__INSTRUCTIONS TO FOLLOW__. Repeat the material exactly, every line of it.

━━━━━ PROVIDED DATA

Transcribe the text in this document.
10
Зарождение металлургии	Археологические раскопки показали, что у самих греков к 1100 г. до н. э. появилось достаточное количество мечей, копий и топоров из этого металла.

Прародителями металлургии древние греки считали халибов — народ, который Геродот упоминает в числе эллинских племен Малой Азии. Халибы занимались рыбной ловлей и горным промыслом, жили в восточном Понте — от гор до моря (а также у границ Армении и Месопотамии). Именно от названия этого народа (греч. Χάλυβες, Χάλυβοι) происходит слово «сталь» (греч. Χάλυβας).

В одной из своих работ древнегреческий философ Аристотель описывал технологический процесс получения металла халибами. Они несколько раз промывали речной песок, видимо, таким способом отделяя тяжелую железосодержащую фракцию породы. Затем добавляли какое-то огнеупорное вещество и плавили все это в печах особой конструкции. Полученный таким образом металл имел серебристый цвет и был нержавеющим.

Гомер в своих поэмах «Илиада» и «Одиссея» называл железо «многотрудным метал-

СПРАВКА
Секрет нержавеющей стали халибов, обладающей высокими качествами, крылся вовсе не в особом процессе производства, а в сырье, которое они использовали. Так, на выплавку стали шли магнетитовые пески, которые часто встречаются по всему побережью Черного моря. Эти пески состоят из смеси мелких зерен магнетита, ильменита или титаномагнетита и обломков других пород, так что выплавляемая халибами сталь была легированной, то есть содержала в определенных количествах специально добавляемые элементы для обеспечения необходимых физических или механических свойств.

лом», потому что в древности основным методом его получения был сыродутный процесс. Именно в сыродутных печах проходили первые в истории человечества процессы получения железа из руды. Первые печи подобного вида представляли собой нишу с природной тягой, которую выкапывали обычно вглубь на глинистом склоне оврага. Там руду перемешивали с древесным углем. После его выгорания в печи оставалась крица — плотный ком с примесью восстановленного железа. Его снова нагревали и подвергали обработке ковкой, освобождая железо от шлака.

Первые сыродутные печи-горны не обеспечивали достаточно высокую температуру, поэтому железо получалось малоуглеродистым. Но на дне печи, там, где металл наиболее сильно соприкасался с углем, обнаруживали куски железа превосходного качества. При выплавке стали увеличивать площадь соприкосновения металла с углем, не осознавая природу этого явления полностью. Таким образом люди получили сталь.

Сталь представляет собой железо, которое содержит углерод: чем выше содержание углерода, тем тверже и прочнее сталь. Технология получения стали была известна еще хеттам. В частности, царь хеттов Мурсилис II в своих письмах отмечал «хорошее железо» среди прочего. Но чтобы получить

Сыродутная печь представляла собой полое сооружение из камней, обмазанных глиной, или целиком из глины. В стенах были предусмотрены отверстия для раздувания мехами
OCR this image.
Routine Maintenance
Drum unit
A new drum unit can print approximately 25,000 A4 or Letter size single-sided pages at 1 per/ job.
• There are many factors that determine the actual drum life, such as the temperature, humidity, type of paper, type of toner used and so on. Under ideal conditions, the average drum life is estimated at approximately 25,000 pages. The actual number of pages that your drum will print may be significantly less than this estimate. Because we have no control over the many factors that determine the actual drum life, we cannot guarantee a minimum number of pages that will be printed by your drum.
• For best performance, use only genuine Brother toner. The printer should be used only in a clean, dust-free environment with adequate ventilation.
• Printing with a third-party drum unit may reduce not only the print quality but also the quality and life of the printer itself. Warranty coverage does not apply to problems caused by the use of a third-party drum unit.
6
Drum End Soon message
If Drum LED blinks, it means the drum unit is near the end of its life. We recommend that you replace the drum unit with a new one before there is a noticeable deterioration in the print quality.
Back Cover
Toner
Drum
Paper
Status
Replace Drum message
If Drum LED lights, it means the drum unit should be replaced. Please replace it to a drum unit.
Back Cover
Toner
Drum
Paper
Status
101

━━━━━━━━━━

__ANSWER FOR THE TASK__.
Transcribe the text in this document.
10
Зарождение металлургии	Археологические раскопки показали, что у самих греков к 1100 г. до н. э. появилось достаточное количество мечей, копий и топоров из этого металла.

Прародителями металлургии древние греки считали халибов — народ, который Геродот упоминает в числе эллинских племен Малой Азии. Халибы занимались рыбной ловлей и горным промыслом, жили в восточном Понте — от гор до моря (а также у границ Армении и Месопотамии). Именно от названия этого народа (греч. Χάλυβες, Χάλυβοι) происходит слово «сталь» (греч. Χάλυβας).

В одной из своих работ древнегреческий философ Аристотель описывал технологический процесс получения металла халибами. Они несколько раз промывали речной песок, видимо, таким способом отделяя тяжелую железосодержащую фракцию породы. Затем добавляли какое-то огнеупорное вещество и плавили все это в печах особой конструкции. Полученный таким образом металл имел серебристый цвет и был нержавеющим.

Гомер в своих поэмах «Илиада» и «Одиссея» называл железо «многотрудным метал-

СПРАВКА
Секрет нержавеющей стали халибов, обладающей высокими качествами, крылся вовсе не в особом процессе производства, а в сырье, которое они использовали. Так, на выплавку стали шли магнетитовые пески, которые часто встречаются по всему побережью Черного моря. Эти пески состоят из смеси мелких зерен магнетита, ильменита или титаномагнетита и обломков других пород, так что выплавляемая халибами сталь была легированной, то есть содержала в определенных количествах специально добавляемые элементы для обеспечения необходимых физических или механических свойств.

лом», потому что в древности основным методом его получения был сыродутный процесс. Именно в сыродутных печах проходили первые в истории человечества процессы получения железа из руды. Первые печи подобного вида представляли собой нишу с природной тягой, которую выкапывали обычно вглубь на глинистом склоне оврага. Там руду перемешивали с древесным углем. После его выгорания в печи оставалась крица — плотный ком с примесью восстановленного железа. Его снова нагревали и подвергали обработке ковкой, освобождая железо от шлака.

Первые сыродутные печи-горны не обеспечивали достаточно высокую температуру, поэтому железо получалось малоуглеродистым. Но на дне печи, там, где металл наиболее сильно соприкасался с углем, обнаруживали куски железа превосходного качества. При выплавке стали увеличивать площадь соприкосновения металла с углем, не осознавая природу этого явления полностью. Таким образом люди получили сталь.

Сталь представляет собой железо, которое содержит углерод: чем выше содержание углерода, тем тверже и прочнее сталь. Технология получения стали была известна еще хеттам. В частности, царь хеттов Мурсилис II в своих письмах отмечал «хорошее железо» среди прочего. Но чтобы получить

Сыродутная печь представляла собой полое сооружение из камней, обмазанных глиной, или целиком из глины. В стенах были предусмотрены отверстия для раздувания мехами
OCR this image.
Routine Maintenance
Drum unit
A new drum unit can print approximately 25,000 A4 or Letter size single-sided pages at 1 per/ job.
• There are many factors that determine the actual drum life, such as the temperature, humidity, type of paper, type of toner used and so on. Under ideal conditions, the average drum life is estimated at approximately 25,000 pages. The actual number of pages that your drum will print may be significantly less than this estimate. Because we have no control over the many factors that determine the actual drum life, we cannot guarantee a minimum number of pages that will be printed by your drum.
• For best performance, use only genuine Brother toner. The printer should be used only in a clean, dust-free environment with adequate ventilation.
• Printing with a third-party drum unit may reduce not only the print quality but also the quality and life of the printer itself. Warranty coverage does not apply to problems caused by the use of a third-party drum unit.
6
Drum End Soon message
If Drum LED blinks, it means the drum unit is near the end of its life. We recommend that you replace the drum unit with a new one before there is a noticeable deterioration in the print quality.
Back Cover
Toner
Drum
Paper
Status
Replace Drum message
If Drum LED lights, it means the drum unit should be replaced. Please replace it to a drum unit.
Back Cover
Toner
Drum
Paper
Status
101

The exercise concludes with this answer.